* **Entries taken from a collection**:
____

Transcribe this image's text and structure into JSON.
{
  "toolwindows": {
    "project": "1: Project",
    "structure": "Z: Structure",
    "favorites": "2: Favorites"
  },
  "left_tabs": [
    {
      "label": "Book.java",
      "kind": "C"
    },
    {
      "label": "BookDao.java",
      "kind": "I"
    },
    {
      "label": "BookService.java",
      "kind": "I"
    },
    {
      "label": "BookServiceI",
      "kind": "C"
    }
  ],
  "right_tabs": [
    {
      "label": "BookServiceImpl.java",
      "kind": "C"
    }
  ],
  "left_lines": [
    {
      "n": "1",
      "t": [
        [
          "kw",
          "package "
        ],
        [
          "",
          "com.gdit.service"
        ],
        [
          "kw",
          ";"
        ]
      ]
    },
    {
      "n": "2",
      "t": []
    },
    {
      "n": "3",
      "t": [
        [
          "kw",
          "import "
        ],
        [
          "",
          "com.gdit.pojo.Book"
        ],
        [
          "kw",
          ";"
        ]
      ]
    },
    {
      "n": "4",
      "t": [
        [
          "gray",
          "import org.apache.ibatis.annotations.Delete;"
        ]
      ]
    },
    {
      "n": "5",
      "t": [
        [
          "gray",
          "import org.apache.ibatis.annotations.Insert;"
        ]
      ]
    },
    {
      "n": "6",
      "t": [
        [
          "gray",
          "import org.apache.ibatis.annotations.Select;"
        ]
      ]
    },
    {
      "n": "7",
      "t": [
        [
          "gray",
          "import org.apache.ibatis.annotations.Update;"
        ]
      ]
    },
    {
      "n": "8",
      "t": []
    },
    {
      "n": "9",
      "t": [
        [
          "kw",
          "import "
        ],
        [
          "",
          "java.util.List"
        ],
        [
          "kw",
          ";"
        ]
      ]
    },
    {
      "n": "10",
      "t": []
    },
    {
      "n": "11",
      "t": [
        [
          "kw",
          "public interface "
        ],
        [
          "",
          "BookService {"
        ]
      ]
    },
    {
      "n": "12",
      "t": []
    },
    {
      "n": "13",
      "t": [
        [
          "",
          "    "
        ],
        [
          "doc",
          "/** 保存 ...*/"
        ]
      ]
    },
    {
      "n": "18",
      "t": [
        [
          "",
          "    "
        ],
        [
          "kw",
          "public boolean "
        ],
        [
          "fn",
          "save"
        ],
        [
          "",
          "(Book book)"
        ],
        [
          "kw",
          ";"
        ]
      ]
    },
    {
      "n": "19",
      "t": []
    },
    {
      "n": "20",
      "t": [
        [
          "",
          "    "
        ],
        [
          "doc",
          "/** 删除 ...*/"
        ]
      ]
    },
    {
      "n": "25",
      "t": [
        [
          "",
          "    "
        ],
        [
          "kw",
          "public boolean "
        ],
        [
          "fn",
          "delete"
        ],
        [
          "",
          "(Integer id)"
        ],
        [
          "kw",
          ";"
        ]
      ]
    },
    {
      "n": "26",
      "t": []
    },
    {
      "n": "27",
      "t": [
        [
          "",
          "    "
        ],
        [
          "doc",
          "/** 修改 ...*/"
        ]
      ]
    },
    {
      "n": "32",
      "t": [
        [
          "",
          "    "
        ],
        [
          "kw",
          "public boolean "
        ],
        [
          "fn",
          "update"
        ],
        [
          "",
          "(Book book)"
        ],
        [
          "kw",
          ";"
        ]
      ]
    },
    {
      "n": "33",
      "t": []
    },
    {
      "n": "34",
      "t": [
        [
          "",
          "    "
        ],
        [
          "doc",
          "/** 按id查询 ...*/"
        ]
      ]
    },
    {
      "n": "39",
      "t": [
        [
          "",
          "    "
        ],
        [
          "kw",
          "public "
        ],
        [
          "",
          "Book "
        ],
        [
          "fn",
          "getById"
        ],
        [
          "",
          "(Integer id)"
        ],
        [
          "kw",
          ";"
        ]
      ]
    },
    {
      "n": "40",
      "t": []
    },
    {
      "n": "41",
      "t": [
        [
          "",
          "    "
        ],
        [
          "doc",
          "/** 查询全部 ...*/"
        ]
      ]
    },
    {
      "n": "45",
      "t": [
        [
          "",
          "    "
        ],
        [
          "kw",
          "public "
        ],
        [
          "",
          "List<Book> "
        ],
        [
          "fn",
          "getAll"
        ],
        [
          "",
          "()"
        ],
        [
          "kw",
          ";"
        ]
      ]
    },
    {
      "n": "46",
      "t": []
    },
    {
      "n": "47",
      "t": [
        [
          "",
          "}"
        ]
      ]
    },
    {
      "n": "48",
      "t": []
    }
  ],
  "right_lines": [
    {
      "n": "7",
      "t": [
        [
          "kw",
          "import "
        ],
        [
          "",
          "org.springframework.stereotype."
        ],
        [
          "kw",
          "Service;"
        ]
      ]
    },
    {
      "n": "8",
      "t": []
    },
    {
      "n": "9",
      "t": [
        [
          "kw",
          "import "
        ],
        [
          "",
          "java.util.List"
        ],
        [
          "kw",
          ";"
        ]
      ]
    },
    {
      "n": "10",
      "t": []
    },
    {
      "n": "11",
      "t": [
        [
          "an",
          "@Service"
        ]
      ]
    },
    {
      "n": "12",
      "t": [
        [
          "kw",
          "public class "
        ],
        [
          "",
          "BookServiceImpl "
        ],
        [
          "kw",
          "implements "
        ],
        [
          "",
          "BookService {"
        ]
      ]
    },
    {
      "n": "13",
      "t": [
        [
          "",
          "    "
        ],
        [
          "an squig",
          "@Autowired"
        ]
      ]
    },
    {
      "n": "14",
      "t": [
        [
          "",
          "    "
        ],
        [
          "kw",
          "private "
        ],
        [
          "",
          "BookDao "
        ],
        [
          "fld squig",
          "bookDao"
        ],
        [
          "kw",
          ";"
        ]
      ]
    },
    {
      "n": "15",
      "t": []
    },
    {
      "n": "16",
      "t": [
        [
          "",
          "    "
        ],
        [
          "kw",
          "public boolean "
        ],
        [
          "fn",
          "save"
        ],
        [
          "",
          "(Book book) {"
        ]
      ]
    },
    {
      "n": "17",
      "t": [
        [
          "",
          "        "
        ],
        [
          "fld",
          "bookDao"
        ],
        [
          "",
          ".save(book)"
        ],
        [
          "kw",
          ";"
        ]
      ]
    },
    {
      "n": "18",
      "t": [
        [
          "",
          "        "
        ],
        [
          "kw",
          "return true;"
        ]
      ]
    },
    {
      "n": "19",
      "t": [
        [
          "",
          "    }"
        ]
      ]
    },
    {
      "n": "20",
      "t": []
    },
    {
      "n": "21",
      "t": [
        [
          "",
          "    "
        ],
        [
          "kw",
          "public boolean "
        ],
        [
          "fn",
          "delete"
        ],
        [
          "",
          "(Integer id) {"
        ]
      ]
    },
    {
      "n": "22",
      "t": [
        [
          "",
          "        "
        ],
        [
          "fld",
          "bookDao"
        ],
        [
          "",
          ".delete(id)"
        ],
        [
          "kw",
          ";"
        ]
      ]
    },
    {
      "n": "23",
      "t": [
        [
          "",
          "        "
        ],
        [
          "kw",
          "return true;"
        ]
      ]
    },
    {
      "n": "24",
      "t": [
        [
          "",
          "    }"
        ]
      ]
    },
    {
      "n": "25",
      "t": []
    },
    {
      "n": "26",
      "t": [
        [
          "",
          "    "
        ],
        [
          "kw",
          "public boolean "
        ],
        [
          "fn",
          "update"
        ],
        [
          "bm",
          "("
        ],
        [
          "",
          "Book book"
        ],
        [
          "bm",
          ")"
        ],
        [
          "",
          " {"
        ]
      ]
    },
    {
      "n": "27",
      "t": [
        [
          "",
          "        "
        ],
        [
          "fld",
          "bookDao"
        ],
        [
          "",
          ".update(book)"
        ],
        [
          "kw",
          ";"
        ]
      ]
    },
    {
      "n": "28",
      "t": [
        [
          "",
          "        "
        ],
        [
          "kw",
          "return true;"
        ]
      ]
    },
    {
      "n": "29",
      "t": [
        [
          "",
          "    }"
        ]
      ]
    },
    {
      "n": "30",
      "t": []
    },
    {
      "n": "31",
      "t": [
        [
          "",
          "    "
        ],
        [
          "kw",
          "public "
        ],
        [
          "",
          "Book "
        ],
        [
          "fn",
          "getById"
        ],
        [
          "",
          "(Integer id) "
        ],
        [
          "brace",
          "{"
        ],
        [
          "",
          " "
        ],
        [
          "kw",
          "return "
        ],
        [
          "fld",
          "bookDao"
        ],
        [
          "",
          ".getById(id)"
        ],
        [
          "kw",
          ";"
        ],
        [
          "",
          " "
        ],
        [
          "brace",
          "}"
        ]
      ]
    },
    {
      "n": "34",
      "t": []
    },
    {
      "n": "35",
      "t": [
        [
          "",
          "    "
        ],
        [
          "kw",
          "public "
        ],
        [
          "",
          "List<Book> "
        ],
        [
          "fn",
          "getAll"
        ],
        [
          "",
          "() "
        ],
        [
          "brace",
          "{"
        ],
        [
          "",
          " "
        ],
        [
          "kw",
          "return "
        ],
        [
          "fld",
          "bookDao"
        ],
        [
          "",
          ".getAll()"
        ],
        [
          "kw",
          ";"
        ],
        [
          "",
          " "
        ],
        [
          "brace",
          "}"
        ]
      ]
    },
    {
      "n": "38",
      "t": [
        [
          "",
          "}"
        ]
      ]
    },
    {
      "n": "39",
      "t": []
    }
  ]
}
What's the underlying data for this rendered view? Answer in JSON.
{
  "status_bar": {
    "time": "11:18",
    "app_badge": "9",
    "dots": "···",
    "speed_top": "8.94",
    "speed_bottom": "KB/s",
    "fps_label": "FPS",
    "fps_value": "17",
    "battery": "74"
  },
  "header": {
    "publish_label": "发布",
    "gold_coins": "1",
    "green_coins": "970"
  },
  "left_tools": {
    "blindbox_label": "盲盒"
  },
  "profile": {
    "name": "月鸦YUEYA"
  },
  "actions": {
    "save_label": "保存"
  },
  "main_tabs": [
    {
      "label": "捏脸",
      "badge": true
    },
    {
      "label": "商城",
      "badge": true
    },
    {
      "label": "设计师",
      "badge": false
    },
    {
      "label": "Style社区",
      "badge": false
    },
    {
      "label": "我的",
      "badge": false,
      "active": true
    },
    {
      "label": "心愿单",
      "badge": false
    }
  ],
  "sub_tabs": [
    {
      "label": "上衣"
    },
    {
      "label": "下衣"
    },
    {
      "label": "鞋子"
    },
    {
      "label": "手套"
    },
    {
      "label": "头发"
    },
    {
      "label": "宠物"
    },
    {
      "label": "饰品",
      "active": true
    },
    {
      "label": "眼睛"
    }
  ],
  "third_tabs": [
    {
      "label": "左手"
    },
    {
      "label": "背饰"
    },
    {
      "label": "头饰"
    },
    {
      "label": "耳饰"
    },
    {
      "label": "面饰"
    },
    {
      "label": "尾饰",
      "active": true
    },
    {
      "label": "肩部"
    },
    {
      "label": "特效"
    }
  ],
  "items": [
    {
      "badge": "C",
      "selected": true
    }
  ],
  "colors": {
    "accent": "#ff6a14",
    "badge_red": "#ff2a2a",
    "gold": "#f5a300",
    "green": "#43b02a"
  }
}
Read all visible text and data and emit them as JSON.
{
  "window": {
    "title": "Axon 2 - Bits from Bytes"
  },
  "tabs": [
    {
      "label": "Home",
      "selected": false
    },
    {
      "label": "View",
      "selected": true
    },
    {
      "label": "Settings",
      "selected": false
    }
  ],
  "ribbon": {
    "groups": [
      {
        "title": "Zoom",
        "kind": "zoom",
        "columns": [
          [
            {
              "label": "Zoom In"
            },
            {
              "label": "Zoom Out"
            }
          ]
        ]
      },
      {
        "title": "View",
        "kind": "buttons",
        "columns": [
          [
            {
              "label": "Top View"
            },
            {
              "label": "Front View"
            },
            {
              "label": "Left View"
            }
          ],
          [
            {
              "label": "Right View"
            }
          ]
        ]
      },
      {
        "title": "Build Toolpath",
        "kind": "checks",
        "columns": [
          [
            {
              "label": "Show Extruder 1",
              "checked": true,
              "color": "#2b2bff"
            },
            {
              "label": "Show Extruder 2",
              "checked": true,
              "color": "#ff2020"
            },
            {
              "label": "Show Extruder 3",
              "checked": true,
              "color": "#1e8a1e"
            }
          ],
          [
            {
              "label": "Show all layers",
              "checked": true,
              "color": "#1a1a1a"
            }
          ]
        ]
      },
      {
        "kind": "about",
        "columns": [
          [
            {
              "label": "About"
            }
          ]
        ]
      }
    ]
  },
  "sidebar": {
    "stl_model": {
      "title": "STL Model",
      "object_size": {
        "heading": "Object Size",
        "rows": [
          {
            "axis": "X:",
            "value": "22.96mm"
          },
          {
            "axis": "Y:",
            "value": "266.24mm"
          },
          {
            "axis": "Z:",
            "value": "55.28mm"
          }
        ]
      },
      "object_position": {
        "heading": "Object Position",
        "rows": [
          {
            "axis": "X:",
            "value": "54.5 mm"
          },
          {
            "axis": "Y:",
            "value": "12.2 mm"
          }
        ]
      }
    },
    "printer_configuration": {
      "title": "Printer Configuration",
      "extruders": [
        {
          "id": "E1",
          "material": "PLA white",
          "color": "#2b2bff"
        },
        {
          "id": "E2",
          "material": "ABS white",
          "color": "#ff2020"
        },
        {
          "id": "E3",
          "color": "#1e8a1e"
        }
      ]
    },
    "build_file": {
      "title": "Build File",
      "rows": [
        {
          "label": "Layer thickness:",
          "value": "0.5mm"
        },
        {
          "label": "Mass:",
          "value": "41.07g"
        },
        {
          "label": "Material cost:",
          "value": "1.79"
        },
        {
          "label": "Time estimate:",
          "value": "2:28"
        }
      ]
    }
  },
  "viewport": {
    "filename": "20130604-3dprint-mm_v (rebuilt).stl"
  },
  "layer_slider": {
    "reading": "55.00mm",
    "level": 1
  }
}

____

Where a line in the material contains "BookServiceImpl", copy that line.

* **EXPECTED OUTPUT**:
      "label": "BookServiceImpl.java",
          "BookServiceImpl "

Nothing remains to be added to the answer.